Stored records:
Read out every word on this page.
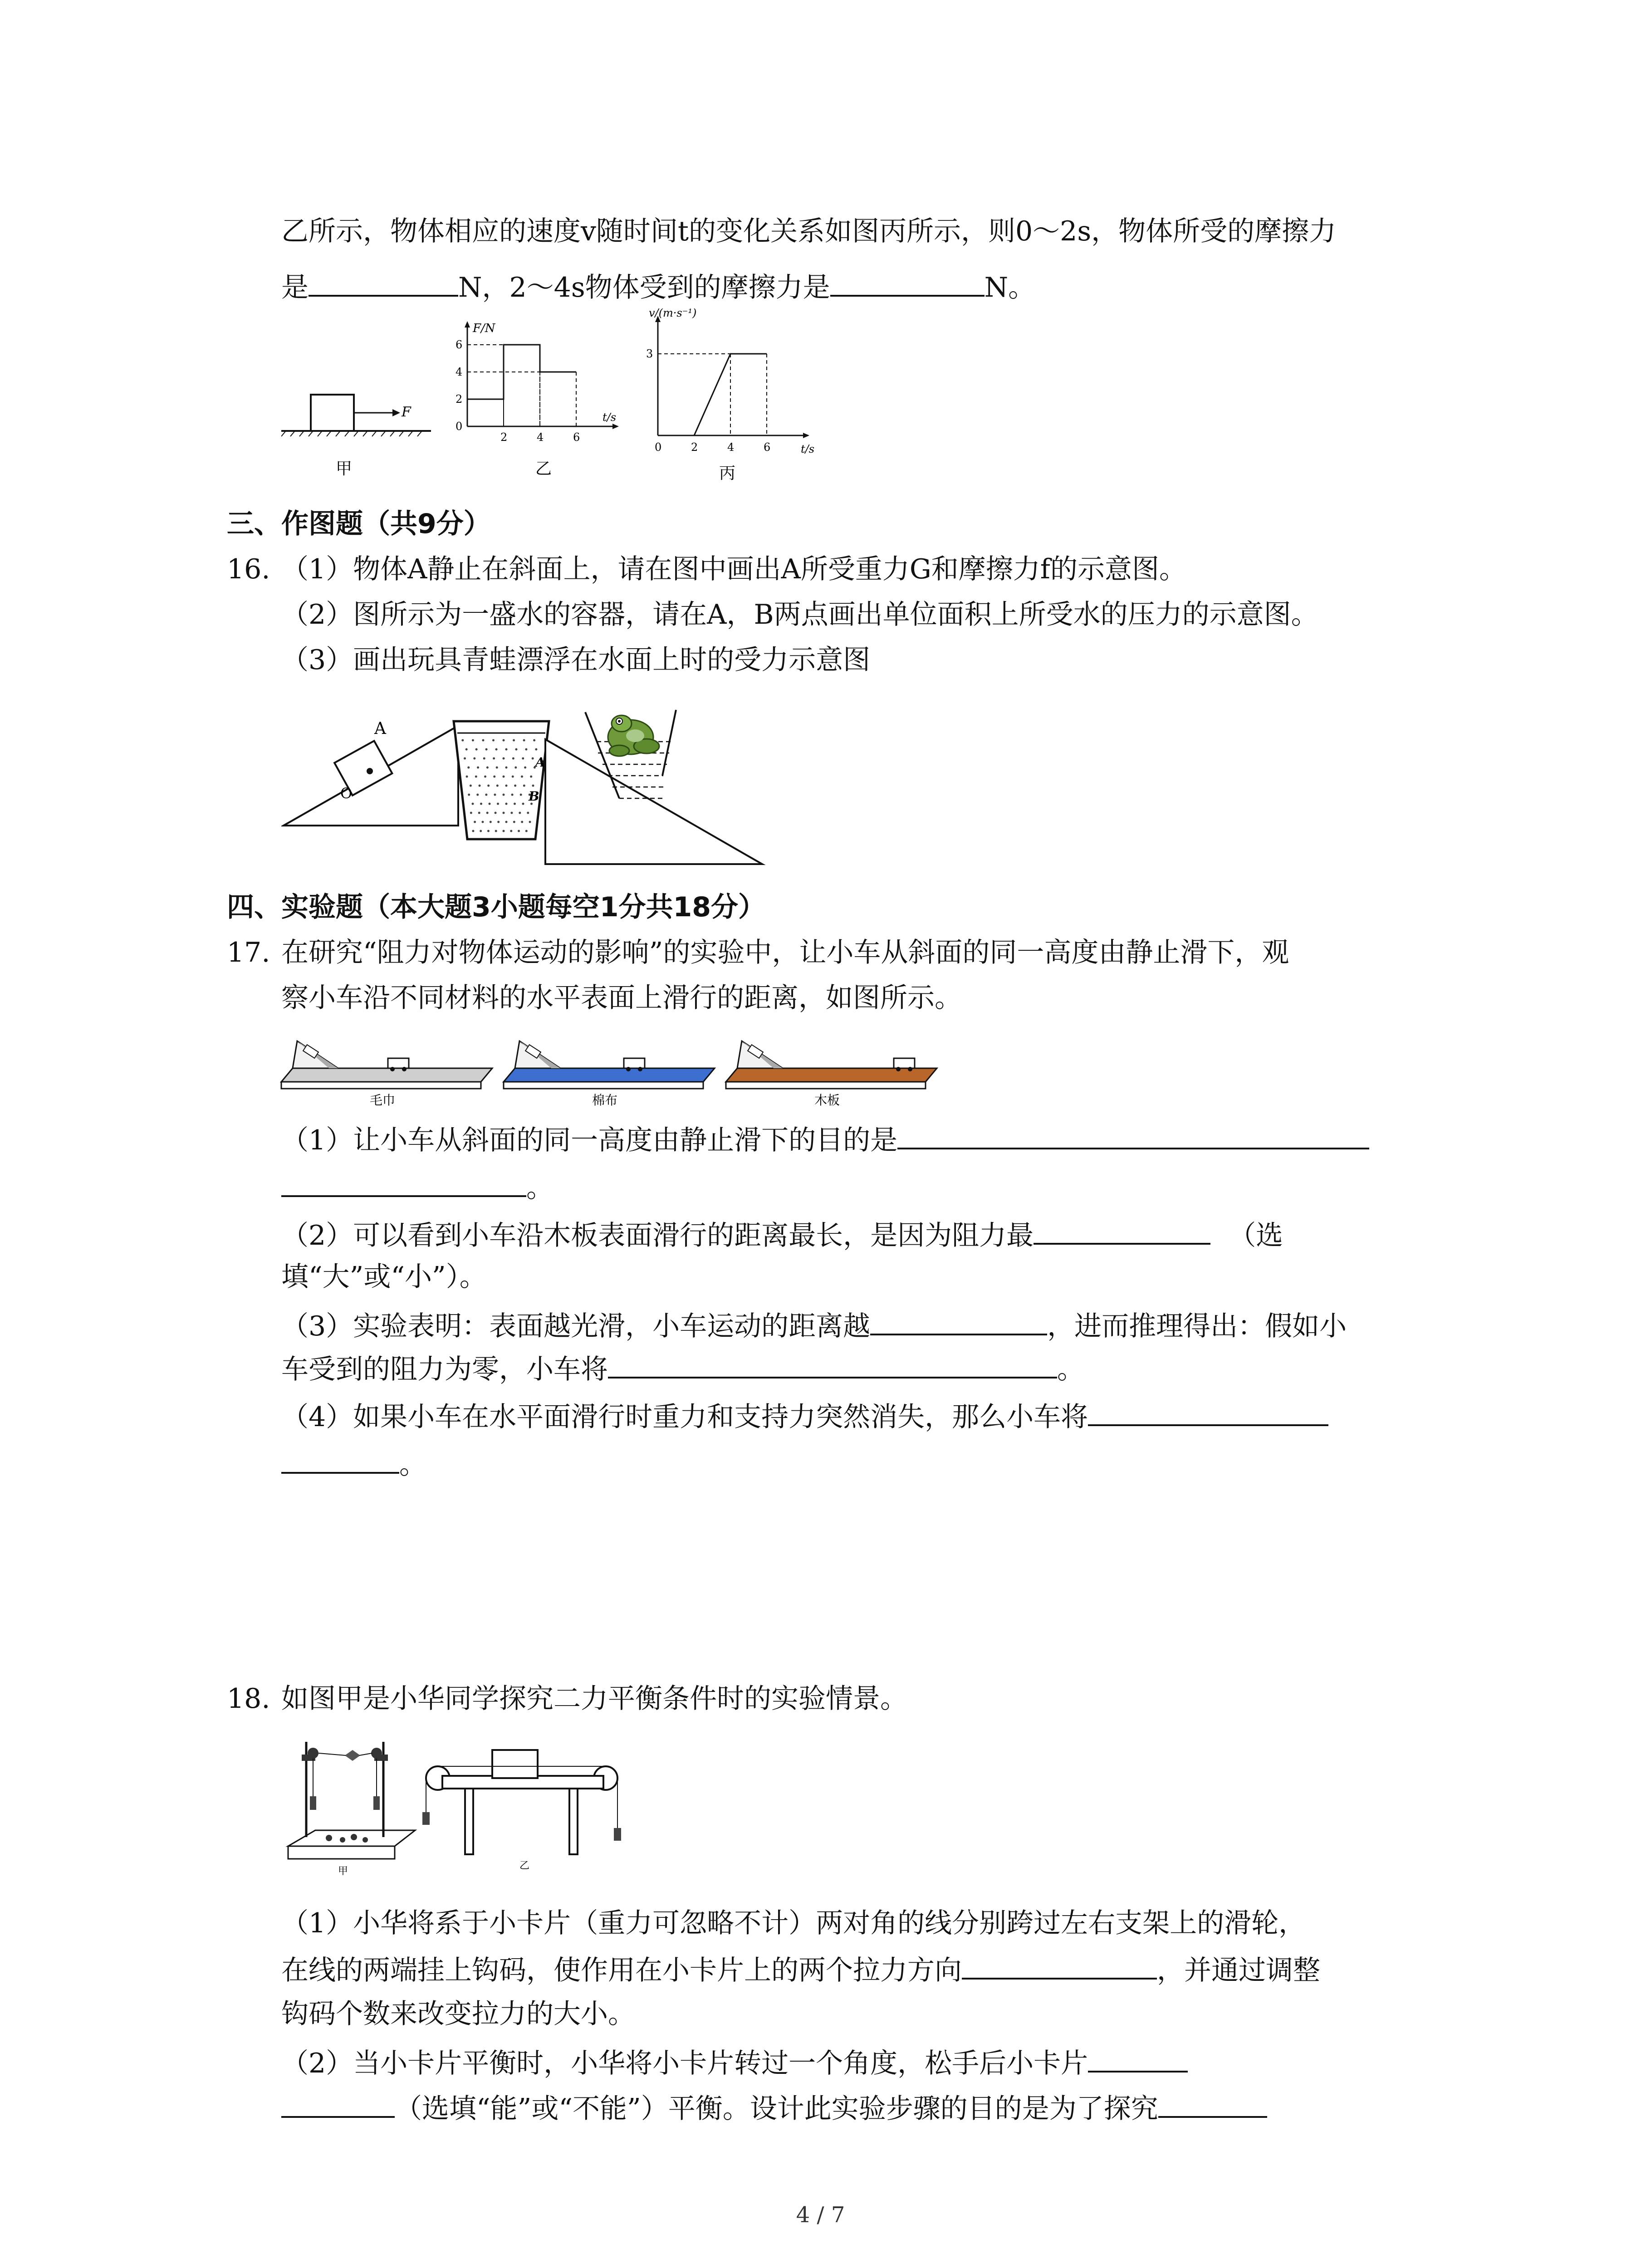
乙所示，物体相应的速度v随时间t的变化关系如图丙所示，则0～2s，物体所受的摩擦力
是	N，2～4s物体受到的摩擦力是	N。
F
甲
F/N
t/s
0
2
4
6
2	4	6
乙
v/(m·s⁻¹)
t/s
3
0	2	4	6
丙
三、作图题（共9分）
16. （1）物体A静止在斜面上，请在图中画出A所受重力G和摩擦力f的示意图。
（2）图所示为一盛水的容器，请在A，B两点画出单位面积上所受水的压力的示意图。
（3）画出玩具青蛙漂浮在水面上时的受力示意图
A
O
A
B
四、实验题（本大题3小题每空1分共18分）
17. 在研究“阻力对物体运动的影响”的实验中，让小车从斜面的同一高度由静止滑下，观
察小车沿不同材料的水平表面上滑行的距离，如图所示。
毛巾	棉布	木板
（1）让小车从斜面的同一高度由静止滑下的目的是
。
（2）可以看到小车沿木板表面滑行的距离最长，是因为阻力最	（选
填“大”或“小”）。
（3）实验表明：表面越光滑，小车运动的距离越	，进而推理得出：假如小
车受到的阻力为零，小车将	。
（4）如果小车在水平面滑行时重力和支持力突然消失，那么小车将
。
18. 如图甲是小华同学探究二力平衡条件时的实验情景。
甲	乙
（1）小华将系于小卡片（重力可忽略不计）两对角的线分别跨过左右支架上的滑轮，
在线的两端挂上钩码，使作用在小卡片上的两个拉力方向	，并通过调整
钩码个数来改变拉力的大小。
（2）当小卡片平衡时，小华将小卡片转过一个角度，松手后小卡片
（选填“能”或“不能”）平衡。设计此实验步骤的目的是为了探究
4 / 7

**TASK TO COMPLETE:**
The data above should be repeated exactly, minus any pictures.

**ANSWER TO THE EXERCISE:**
Read out every word on this page.
乙所示，物体相应的速度v随时间t的变化关系如图丙所示，则0～2s，物体所受的摩擦力
是	N，2～4s物体受到的摩擦力是	N。
F
甲
F/N
t/s
0
2
4
6
2	4	6
乙
v/(m·s⁻¹)
t/s
3
0	2	4	6
丙
三、作图题（共9分）
16. （1）物体A静止在斜面上，请在图中画出A所受重力G和摩擦力f的示意图。
（2）图所示为一盛水的容器，请在A，B两点画出单位面积上所受水的压力的示意图。
（3）画出玩具青蛙漂浮在水面上时的受力示意图
A
O
A
B
四、实验题（本大题3小题每空1分共18分）
17. 在研究“阻力对物体运动的影响”的实验中，让小车从斜面的同一高度由静止滑下，观
察小车沿不同材料的水平表面上滑行的距离，如图所示。
毛巾	棉布	木板
（1）让小车从斜面的同一高度由静止滑下的目的是
。
（2）可以看到小车沿木板表面滑行的距离最长，是因为阻力最	（选
填“大”或“小”）。
（3）实验表明：表面越光滑，小车运动的距离越	，进而推理得出：假如小
车受到的阻力为零，小车将	。
（4）如果小车在水平面滑行时重力和支持力突然消失，那么小车将
。
18. 如图甲是小华同学探究二力平衡条件时的实验情景。
甲	乙
（1）小华将系于小卡片（重力可忽略不计）两对角的线分别跨过左右支架上的滑轮，
在线的两端挂上钩码，使作用在小卡片上的两个拉力方向	，并通过调整
钩码个数来改变拉力的大小。
（2）当小卡片平衡时，小华将小卡片转过一个角度，松手后小卡片
（选填“能”或“不能”）平衡。设计此实验步骤的目的是为了探究
4 / 7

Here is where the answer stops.